[Stored data]
------------------------------
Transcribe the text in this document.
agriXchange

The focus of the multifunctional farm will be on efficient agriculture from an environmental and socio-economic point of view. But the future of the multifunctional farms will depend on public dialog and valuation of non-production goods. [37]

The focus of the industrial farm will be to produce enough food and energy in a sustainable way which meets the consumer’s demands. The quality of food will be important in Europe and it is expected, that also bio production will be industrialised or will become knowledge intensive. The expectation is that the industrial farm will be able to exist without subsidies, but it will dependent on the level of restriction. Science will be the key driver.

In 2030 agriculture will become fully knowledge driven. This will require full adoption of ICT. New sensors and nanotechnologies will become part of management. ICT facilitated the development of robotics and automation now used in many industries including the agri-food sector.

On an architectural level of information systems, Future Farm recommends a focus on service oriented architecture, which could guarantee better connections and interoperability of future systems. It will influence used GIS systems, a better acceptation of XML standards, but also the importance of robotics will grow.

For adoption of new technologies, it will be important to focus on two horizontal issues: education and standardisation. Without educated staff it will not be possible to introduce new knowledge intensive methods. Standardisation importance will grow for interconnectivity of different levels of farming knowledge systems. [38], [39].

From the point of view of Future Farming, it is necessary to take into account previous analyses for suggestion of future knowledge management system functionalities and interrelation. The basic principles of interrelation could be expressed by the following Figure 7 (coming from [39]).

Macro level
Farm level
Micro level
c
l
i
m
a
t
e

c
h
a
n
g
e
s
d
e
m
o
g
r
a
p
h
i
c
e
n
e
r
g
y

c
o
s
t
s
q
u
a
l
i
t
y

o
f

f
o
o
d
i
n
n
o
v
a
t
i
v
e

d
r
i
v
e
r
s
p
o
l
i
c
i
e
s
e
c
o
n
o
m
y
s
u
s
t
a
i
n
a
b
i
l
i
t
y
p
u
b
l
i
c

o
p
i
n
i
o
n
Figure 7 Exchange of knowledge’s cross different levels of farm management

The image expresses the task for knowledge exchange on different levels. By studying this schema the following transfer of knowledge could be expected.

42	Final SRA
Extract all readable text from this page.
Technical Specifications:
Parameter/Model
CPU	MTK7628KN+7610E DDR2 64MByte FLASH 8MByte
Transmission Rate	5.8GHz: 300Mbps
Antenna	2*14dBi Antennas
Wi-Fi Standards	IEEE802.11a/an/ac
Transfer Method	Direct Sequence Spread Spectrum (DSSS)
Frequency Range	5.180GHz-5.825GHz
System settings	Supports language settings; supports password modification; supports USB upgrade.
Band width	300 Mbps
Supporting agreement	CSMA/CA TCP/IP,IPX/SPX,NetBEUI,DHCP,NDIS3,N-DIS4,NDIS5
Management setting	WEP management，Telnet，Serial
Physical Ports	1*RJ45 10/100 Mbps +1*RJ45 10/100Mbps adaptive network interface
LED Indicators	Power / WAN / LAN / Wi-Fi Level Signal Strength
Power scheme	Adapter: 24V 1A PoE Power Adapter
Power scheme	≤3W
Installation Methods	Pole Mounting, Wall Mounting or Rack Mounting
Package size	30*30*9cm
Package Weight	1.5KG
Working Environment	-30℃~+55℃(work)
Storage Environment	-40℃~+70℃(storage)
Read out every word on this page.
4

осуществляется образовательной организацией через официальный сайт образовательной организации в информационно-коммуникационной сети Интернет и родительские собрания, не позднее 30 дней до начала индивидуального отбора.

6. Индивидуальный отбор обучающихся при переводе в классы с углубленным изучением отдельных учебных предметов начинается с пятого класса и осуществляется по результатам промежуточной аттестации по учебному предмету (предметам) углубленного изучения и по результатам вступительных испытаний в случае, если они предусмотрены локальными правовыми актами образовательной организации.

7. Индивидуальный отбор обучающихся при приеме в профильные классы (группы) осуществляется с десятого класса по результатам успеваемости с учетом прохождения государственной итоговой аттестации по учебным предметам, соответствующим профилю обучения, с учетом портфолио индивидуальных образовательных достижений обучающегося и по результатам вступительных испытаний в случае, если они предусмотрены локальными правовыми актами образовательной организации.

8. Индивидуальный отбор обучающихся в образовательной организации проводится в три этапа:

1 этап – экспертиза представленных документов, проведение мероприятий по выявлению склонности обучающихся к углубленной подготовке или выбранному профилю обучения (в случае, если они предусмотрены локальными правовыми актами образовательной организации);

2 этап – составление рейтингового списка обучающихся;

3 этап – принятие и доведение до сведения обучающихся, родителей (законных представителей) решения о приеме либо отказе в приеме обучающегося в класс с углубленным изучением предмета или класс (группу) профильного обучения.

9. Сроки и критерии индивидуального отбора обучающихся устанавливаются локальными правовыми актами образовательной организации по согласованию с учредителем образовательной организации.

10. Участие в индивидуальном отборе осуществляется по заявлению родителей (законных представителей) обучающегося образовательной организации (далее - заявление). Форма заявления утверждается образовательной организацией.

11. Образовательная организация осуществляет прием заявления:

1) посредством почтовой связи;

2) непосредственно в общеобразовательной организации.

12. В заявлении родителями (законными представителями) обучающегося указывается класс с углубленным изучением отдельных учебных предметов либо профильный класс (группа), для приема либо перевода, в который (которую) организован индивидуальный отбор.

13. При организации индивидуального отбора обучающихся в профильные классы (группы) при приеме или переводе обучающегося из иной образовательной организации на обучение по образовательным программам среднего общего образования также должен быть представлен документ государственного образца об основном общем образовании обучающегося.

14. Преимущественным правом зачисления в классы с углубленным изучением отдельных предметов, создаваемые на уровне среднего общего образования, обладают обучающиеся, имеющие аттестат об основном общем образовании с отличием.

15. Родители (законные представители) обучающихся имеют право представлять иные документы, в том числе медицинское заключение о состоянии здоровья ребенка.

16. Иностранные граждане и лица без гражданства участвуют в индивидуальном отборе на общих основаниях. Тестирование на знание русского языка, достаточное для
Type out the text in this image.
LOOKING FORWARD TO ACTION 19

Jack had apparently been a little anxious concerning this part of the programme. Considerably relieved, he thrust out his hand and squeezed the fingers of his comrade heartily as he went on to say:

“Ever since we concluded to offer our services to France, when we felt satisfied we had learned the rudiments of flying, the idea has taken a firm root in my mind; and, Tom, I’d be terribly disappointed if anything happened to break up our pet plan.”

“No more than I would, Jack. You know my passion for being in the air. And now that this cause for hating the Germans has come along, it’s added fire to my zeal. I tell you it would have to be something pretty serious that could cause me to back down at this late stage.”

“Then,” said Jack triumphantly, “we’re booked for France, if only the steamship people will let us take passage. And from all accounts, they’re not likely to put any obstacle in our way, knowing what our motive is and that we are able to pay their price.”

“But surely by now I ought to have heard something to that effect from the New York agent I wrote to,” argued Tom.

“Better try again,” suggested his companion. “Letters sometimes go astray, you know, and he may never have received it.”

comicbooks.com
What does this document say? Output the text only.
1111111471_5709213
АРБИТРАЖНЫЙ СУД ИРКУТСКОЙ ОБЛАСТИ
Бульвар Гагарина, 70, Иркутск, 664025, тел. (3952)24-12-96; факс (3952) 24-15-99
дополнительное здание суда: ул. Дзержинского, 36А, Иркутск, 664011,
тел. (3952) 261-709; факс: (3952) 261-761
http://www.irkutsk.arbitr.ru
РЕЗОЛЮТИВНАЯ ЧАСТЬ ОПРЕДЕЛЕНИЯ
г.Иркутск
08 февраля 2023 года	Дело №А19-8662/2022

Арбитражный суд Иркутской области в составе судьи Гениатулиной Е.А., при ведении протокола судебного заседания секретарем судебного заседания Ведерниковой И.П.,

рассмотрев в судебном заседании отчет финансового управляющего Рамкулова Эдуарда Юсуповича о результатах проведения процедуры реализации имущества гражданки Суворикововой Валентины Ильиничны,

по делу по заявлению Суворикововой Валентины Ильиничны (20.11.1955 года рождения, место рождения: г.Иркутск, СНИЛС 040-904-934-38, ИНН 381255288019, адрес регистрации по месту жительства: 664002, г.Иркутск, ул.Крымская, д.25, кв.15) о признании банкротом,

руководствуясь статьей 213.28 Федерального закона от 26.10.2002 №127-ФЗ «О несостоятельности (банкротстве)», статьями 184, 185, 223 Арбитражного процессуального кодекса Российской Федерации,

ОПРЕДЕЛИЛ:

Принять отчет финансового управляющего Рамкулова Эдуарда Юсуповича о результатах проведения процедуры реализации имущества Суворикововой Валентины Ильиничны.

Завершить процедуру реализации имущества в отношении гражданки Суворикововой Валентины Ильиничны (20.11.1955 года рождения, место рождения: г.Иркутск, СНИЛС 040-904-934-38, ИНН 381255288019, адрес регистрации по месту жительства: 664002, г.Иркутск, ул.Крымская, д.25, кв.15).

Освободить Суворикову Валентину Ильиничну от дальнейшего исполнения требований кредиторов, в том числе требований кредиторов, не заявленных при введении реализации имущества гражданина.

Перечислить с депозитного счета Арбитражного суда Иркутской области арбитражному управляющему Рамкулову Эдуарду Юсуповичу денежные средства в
------------------------------
OBJECTIVE: Report how many lines in the listing include the word "факс". Give nothing but the count.

RESULT OF THIS EXERCISE: 2